Task prompt – Copy the records word for word, from the very first line through the line holding "tooltip-value: 101.31M [87,329,176,354]", including that line.

Provided material –
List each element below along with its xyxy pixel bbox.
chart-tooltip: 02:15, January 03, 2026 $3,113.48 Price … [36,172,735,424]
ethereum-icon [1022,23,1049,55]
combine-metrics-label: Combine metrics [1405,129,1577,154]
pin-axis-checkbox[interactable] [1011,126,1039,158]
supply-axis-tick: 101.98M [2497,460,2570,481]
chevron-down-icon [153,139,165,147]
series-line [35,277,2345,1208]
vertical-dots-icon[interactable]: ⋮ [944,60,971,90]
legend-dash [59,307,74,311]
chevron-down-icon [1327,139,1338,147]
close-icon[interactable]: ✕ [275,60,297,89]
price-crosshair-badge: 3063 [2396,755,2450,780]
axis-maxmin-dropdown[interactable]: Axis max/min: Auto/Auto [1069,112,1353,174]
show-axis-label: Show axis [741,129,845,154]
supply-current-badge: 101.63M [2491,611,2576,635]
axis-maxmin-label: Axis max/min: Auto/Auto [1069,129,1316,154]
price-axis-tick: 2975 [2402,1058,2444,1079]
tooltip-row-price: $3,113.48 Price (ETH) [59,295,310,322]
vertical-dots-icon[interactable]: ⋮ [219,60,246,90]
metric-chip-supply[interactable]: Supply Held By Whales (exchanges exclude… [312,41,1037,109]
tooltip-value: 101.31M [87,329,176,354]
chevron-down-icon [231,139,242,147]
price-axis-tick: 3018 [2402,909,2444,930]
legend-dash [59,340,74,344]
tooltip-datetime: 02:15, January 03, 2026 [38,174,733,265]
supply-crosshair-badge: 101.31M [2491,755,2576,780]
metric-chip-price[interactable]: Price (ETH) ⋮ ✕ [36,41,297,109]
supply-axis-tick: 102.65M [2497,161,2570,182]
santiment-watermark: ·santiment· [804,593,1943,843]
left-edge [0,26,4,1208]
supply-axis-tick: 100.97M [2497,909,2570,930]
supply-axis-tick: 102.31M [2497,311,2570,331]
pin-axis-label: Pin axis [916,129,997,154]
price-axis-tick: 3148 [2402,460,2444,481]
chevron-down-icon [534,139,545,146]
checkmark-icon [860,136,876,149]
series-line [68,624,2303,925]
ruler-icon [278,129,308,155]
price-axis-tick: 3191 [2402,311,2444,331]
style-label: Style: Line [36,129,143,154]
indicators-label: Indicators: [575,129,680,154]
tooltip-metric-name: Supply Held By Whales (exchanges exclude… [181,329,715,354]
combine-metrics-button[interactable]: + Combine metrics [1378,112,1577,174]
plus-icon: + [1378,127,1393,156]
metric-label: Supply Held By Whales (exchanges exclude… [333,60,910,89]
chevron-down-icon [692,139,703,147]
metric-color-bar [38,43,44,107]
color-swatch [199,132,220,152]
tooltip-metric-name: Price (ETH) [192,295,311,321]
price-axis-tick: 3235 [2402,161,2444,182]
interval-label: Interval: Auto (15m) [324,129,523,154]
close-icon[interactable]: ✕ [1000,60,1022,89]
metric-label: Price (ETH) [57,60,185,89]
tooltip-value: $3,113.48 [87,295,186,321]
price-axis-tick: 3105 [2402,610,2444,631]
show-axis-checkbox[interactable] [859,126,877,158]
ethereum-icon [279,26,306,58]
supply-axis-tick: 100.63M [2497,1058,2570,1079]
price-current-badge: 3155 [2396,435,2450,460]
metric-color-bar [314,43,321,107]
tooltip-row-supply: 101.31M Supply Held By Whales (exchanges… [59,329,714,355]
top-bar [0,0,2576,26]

Response to this exercise –
List each element below along with its xyxy pixel bbox.
chart-tooltip: 02:15, January 03, 2026 $3,113.48 Price … [36,172,735,424]
ethereum-icon [1022,23,1049,55]
combine-metrics-label: Combine metrics [1405,129,1577,154]
pin-axis-checkbox[interactable] [1011,126,1039,158]
supply-axis-tick: 101.98M [2497,460,2570,481]
chevron-down-icon [153,139,165,147]
series-line [35,277,2345,1208]
vertical-dots-icon[interactable]: ⋮ [944,60,971,90]
legend-dash [59,307,74,311]
chevron-down-icon [1327,139,1338,147]
close-icon[interactable]: ✕ [275,60,297,89]
price-crosshair-badge: 3063 [2396,755,2450,780]
axis-maxmin-dropdown[interactable]: Axis max/min: Auto/Auto [1069,112,1353,174]
show-axis-label: Show axis [741,129,845,154]
supply-current-badge: 101.63M [2491,611,2576,635]
axis-maxmin-label: Axis max/min: Auto/Auto [1069,129,1316,154]
price-axis-tick: 2975 [2402,1058,2444,1079]
tooltip-row-price: $3,113.48 Price (ETH) [59,295,310,322]
vertical-dots-icon[interactable]: ⋮ [219,60,246,90]
metric-chip-supply[interactable]: Supply Held By Whales (exchanges exclude… [312,41,1037,109]
tooltip-value: 101.31M [87,329,176,354]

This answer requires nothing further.